■ PROBLEM DETAILS ■
Every line below that contains "verwalten" is to be copied.
[BEGIN DATA LISTING]
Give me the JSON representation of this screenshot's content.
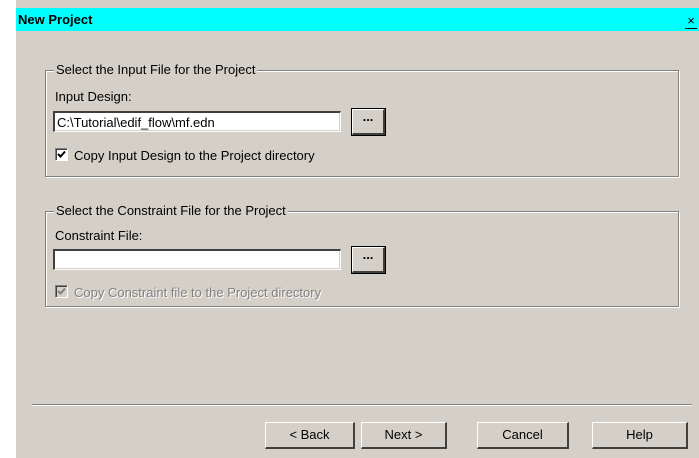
{
  "window": {
    "title": "New Project",
    "close_glyph": "×"
  },
  "input_group": {
    "legend": "Select the Input File for the Project",
    "field_label": "Input Design:",
    "field_value": "C:\\Tutorial\\edif_flow\\mf.edn",
    "browse_label": "...",
    "checkbox_checked": true,
    "checkbox_label": "Copy Input Design to the Project directory"
  },
  "constraint_group": {
    "legend": "Select the Constraint File for the Project",
    "field_label": "Constraint File:",
    "field_value": "",
    "browse_label": "...",
    "checkbox_checked": true,
    "checkbox_disabled": true,
    "checkbox_label": "Copy Constraint file to the Project directory"
  },
  "buttons": {
    "back": "< Back",
    "next": "Next >",
    "cancel": "Cancel",
    "help": "Help"
  },
  "colors": {
    "titlebar": "#00ffff",
    "dialog_bg": "#d4d0c8",
    "disabled_text": "#808080"
  }
}
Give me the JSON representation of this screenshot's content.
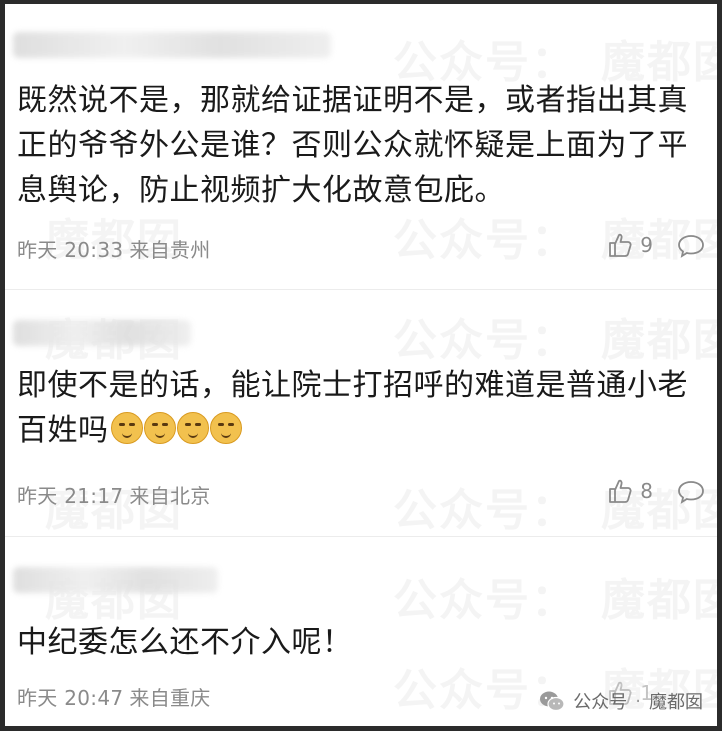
{
  "watermark": {
    "text_a": "公众号：",
    "text_b": "魔都囡"
  },
  "comments": [
    {
      "text": "既然说不是，那就给证据证明不是，或者指出其真正的爷爷外公是谁？否则公众就怀疑是上面为了平息舆论，防止视频扩大化故意包庇。",
      "time": "昨天 20:33",
      "location": "来自贵州",
      "likes": "9",
      "emoji_count": 0
    },
    {
      "text": "即使不是的话，能让院士打招呼的难道是普通小老百姓吗",
      "time": "昨天 21:17",
      "location": "来自北京",
      "likes": "8",
      "emoji_count": 4
    },
    {
      "text": "中纪委怎么还不介入呢！",
      "time": "昨天 20:47",
      "location": "来自重庆",
      "likes": "1",
      "emoji_count": 0
    }
  ],
  "badge": {
    "account_label": "公众号",
    "separator": "·",
    "name": "魔都囡"
  },
  "icons": {
    "like": "thumbs-up-icon",
    "reply": "comment-bubble-icon",
    "wechat": "wechat-icon",
    "emoji": "doge-emoji-icon"
  },
  "colors": {
    "text": "#1a1a1a",
    "meta": "#8a8a8a",
    "divider": "#ececec"
  }
}
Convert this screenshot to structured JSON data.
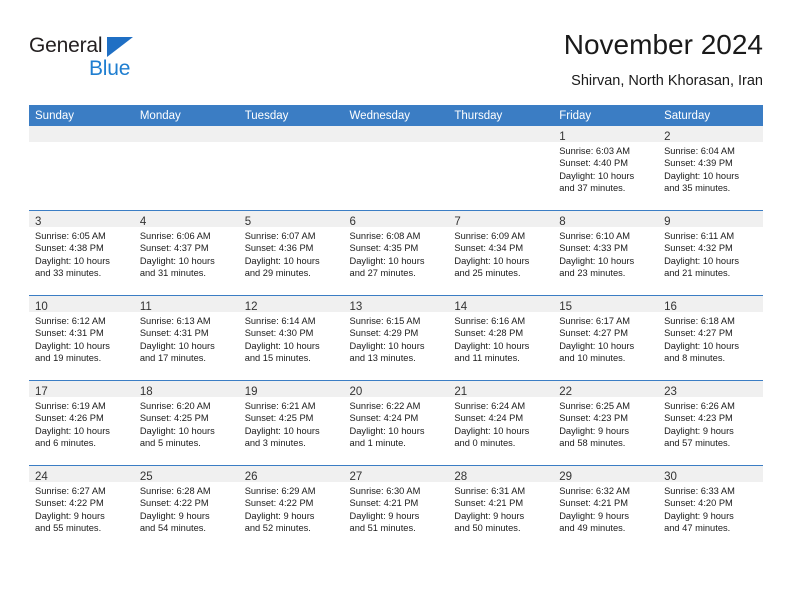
{
  "logo": {
    "word_one": "General",
    "word_two": "Blue",
    "triangle_icon": "triangle-icon",
    "brand_blue": "#1f7ed0"
  },
  "header": {
    "title": "November 2024",
    "subtitle": "Shirvan, North Khorasan, Iran"
  },
  "colors": {
    "header_blue": "#3b7dc4",
    "daynum_band": "#f0f0f0",
    "text": "#1a1a1a"
  },
  "weekday_headers": [
    "Sunday",
    "Monday",
    "Tuesday",
    "Wednesday",
    "Thursday",
    "Friday",
    "Saturday"
  ],
  "weeks": [
    [
      {
        "day": "",
        "lines": []
      },
      {
        "day": "",
        "lines": []
      },
      {
        "day": "",
        "lines": []
      },
      {
        "day": "",
        "lines": []
      },
      {
        "day": "",
        "lines": []
      },
      {
        "day": "1",
        "lines": [
          "Sunrise: 6:03 AM",
          "Sunset: 4:40 PM",
          "Daylight: 10 hours",
          "and 37 minutes."
        ]
      },
      {
        "day": "2",
        "lines": [
          "Sunrise: 6:04 AM",
          "Sunset: 4:39 PM",
          "Daylight: 10 hours",
          "and 35 minutes."
        ]
      }
    ],
    [
      {
        "day": "3",
        "lines": [
          "Sunrise: 6:05 AM",
          "Sunset: 4:38 PM",
          "Daylight: 10 hours",
          "and 33 minutes."
        ]
      },
      {
        "day": "4",
        "lines": [
          "Sunrise: 6:06 AM",
          "Sunset: 4:37 PM",
          "Daylight: 10 hours",
          "and 31 minutes."
        ]
      },
      {
        "day": "5",
        "lines": [
          "Sunrise: 6:07 AM",
          "Sunset: 4:36 PM",
          "Daylight: 10 hours",
          "and 29 minutes."
        ]
      },
      {
        "day": "6",
        "lines": [
          "Sunrise: 6:08 AM",
          "Sunset: 4:35 PM",
          "Daylight: 10 hours",
          "and 27 minutes."
        ]
      },
      {
        "day": "7",
        "lines": [
          "Sunrise: 6:09 AM",
          "Sunset: 4:34 PM",
          "Daylight: 10 hours",
          "and 25 minutes."
        ]
      },
      {
        "day": "8",
        "lines": [
          "Sunrise: 6:10 AM",
          "Sunset: 4:33 PM",
          "Daylight: 10 hours",
          "and 23 minutes."
        ]
      },
      {
        "day": "9",
        "lines": [
          "Sunrise: 6:11 AM",
          "Sunset: 4:32 PM",
          "Daylight: 10 hours",
          "and 21 minutes."
        ]
      }
    ],
    [
      {
        "day": "10",
        "lines": [
          "Sunrise: 6:12 AM",
          "Sunset: 4:31 PM",
          "Daylight: 10 hours",
          "and 19 minutes."
        ]
      },
      {
        "day": "11",
        "lines": [
          "Sunrise: 6:13 AM",
          "Sunset: 4:31 PM",
          "Daylight: 10 hours",
          "and 17 minutes."
        ]
      },
      {
        "day": "12",
        "lines": [
          "Sunrise: 6:14 AM",
          "Sunset: 4:30 PM",
          "Daylight: 10 hours",
          "and 15 minutes."
        ]
      },
      {
        "day": "13",
        "lines": [
          "Sunrise: 6:15 AM",
          "Sunset: 4:29 PM",
          "Daylight: 10 hours",
          "and 13 minutes."
        ]
      },
      {
        "day": "14",
        "lines": [
          "Sunrise: 6:16 AM",
          "Sunset: 4:28 PM",
          "Daylight: 10 hours",
          "and 11 minutes."
        ]
      },
      {
        "day": "15",
        "lines": [
          "Sunrise: 6:17 AM",
          "Sunset: 4:27 PM",
          "Daylight: 10 hours",
          "and 10 minutes."
        ]
      },
      {
        "day": "16",
        "lines": [
          "Sunrise: 6:18 AM",
          "Sunset: 4:27 PM",
          "Daylight: 10 hours",
          "and 8 minutes."
        ]
      }
    ],
    [
      {
        "day": "17",
        "lines": [
          "Sunrise: 6:19 AM",
          "Sunset: 4:26 PM",
          "Daylight: 10 hours",
          "and 6 minutes."
        ]
      },
      {
        "day": "18",
        "lines": [
          "Sunrise: 6:20 AM",
          "Sunset: 4:25 PM",
          "Daylight: 10 hours",
          "and 5 minutes."
        ]
      },
      {
        "day": "19",
        "lines": [
          "Sunrise: 6:21 AM",
          "Sunset: 4:25 PM",
          "Daylight: 10 hours",
          "and 3 minutes."
        ]
      },
      {
        "day": "20",
        "lines": [
          "Sunrise: 6:22 AM",
          "Sunset: 4:24 PM",
          "Daylight: 10 hours",
          "and 1 minute."
        ]
      },
      {
        "day": "21",
        "lines": [
          "Sunrise: 6:24 AM",
          "Sunset: 4:24 PM",
          "Daylight: 10 hours",
          "and 0 minutes."
        ]
      },
      {
        "day": "22",
        "lines": [
          "Sunrise: 6:25 AM",
          "Sunset: 4:23 PM",
          "Daylight: 9 hours",
          "and 58 minutes."
        ]
      },
      {
        "day": "23",
        "lines": [
          "Sunrise: 6:26 AM",
          "Sunset: 4:23 PM",
          "Daylight: 9 hours",
          "and 57 minutes."
        ]
      }
    ],
    [
      {
        "day": "24",
        "lines": [
          "Sunrise: 6:27 AM",
          "Sunset: 4:22 PM",
          "Daylight: 9 hours",
          "and 55 minutes."
        ]
      },
      {
        "day": "25",
        "lines": [
          "Sunrise: 6:28 AM",
          "Sunset: 4:22 PM",
          "Daylight: 9 hours",
          "and 54 minutes."
        ]
      },
      {
        "day": "26",
        "lines": [
          "Sunrise: 6:29 AM",
          "Sunset: 4:22 PM",
          "Daylight: 9 hours",
          "and 52 minutes."
        ]
      },
      {
        "day": "27",
        "lines": [
          "Sunrise: 6:30 AM",
          "Sunset: 4:21 PM",
          "Daylight: 9 hours",
          "and 51 minutes."
        ]
      },
      {
        "day": "28",
        "lines": [
          "Sunrise: 6:31 AM",
          "Sunset: 4:21 PM",
          "Daylight: 9 hours",
          "and 50 minutes."
        ]
      },
      {
        "day": "29",
        "lines": [
          "Sunrise: 6:32 AM",
          "Sunset: 4:21 PM",
          "Daylight: 9 hours",
          "and 49 minutes."
        ]
      },
      {
        "day": "30",
        "lines": [
          "Sunrise: 6:33 AM",
          "Sunset: 4:20 PM",
          "Daylight: 9 hours",
          "and 47 minutes."
        ]
      }
    ]
  ]
}
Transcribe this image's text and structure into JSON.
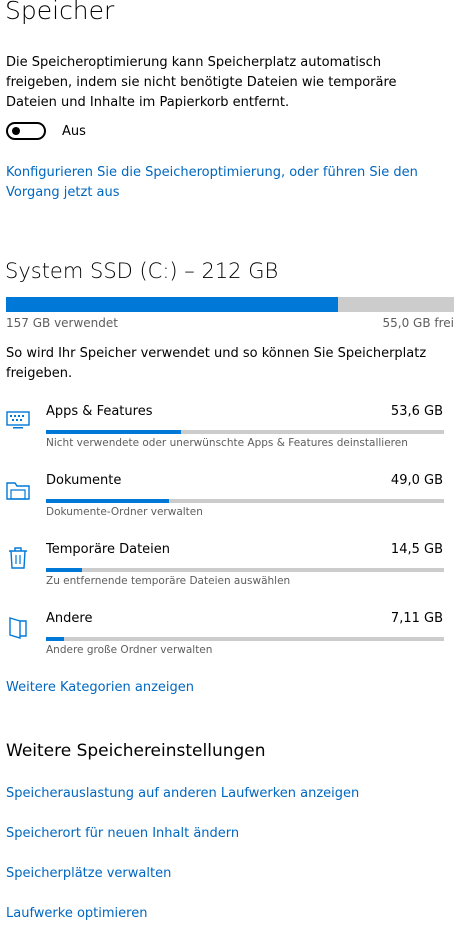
{
  "page": {
    "title": "Speicher"
  },
  "storage_sense": {
    "description": "Die Speicheroptimierung kann Speicherplatz automatisch freigeben, indem sie nicht benötigte Dateien wie temporäre Dateien und Inhalte im Papierkorb entfernt.",
    "toggle_state_label": "Aus",
    "toggle_on": false,
    "configure_link": "Konfigurieren Sie die Speicheroptimierung, oder führen Sie den Vorgang jetzt aus"
  },
  "drive": {
    "title": "System SSD (C:) – 212 GB",
    "used_label": "157 GB verwendet",
    "free_label": "55,0 GB frei",
    "used_fraction": 0.74,
    "usage_intro": "So wird Ihr Speicher verwendet und so können Sie Speicherplatz freigeben."
  },
  "categories": [
    {
      "icon": "keyboard-icon",
      "name": "Apps & Features",
      "size": "53,6 GB",
      "description": "Nicht verwendete oder unerwünschte Apps & Features deinstallieren",
      "fraction": 0.34
    },
    {
      "icon": "folder-icon",
      "name": "Dokumente",
      "size": "49,0 GB",
      "description": "Dokumente-Ordner verwalten",
      "fraction": 0.31
    },
    {
      "icon": "trash-icon",
      "name": "Temporäre Dateien",
      "size": "14,5 GB",
      "description": "Zu entfernende temporäre Dateien auswählen",
      "fraction": 0.09
    },
    {
      "icon": "other-folder-icon",
      "name": "Andere",
      "size": "7,11 GB",
      "description": "Andere große Ordner verwalten",
      "fraction": 0.045
    }
  ],
  "more_categories_link": "Weitere Kategorien anzeigen",
  "more_settings": {
    "title": "Weitere Speichereinstellungen",
    "links": [
      "Speicherauslastung auf anderen Laufwerken anzeigen",
      "Speicherort für neuen Inhalt ändern",
      "Speicherplätze verwalten",
      "Laufwerke optimieren"
    ]
  },
  "colors": {
    "accent": "#0078d7",
    "link": "#0067c0",
    "bar_track": "#cccccc"
  }
}
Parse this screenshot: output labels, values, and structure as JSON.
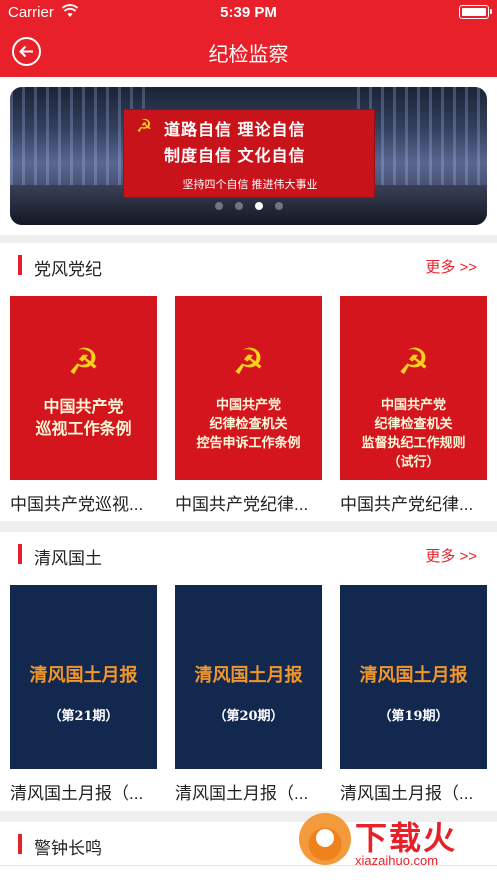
{
  "status_bar": {
    "carrier": "Carrier",
    "time": "5:39 PM"
  },
  "navbar": {
    "title": "纪检监察"
  },
  "banner": {
    "line1": "道路自信  理论自信",
    "line2": "制度自信  文化自信",
    "slogan": "坚持四个自信 推进伟大事业",
    "dots": 4,
    "active_dot": 3
  },
  "sections": [
    {
      "title": "党风党纪",
      "more": "更多 >>",
      "items": [
        {
          "cover_lines": [
            "中国共产党",
            "巡视工作条例"
          ],
          "caption": "中国共产党巡视..."
        },
        {
          "cover_lines": [
            "中国共产党",
            "纪律检查机关",
            "控告申诉工作条例"
          ],
          "caption": "中国共产党纪律..."
        },
        {
          "cover_lines": [
            "中国共产党",
            "纪律检查机关",
            "监督执纪工作规则",
            "（试行）"
          ],
          "caption": "中国共产党纪律..."
        }
      ]
    },
    {
      "title": "清风国土",
      "more": "更多 >>",
      "items": [
        {
          "cover_title": "清风国土月报",
          "cover_issue": "（第21期）",
          "caption": "清风国土月报（..."
        },
        {
          "cover_title": "清风国土月报",
          "cover_issue": "（第20期）",
          "caption": "清风国土月报（..."
        },
        {
          "cover_title": "清风国土月报",
          "cover_issue": "（第19期）",
          "caption": "清风国土月报（..."
        }
      ]
    },
    {
      "title": "警钟长鸣"
    }
  ],
  "watermark": {
    "brand": "下载火",
    "site": "xiazaihuo.com"
  },
  "colors": {
    "primary_red": "#e8202a",
    "cover_red": "#d4151e",
    "cover_navy": "#13284f",
    "accent_gold": "#f7d21a"
  }
}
[END DATA LISTING]
■ OUTPUT OF THE EXERCISE ■
      "description": "Dokumente-Ordner verwalten",
      "description": "Andere große Ordner verwalten",
      "Speicherplätze verwalten",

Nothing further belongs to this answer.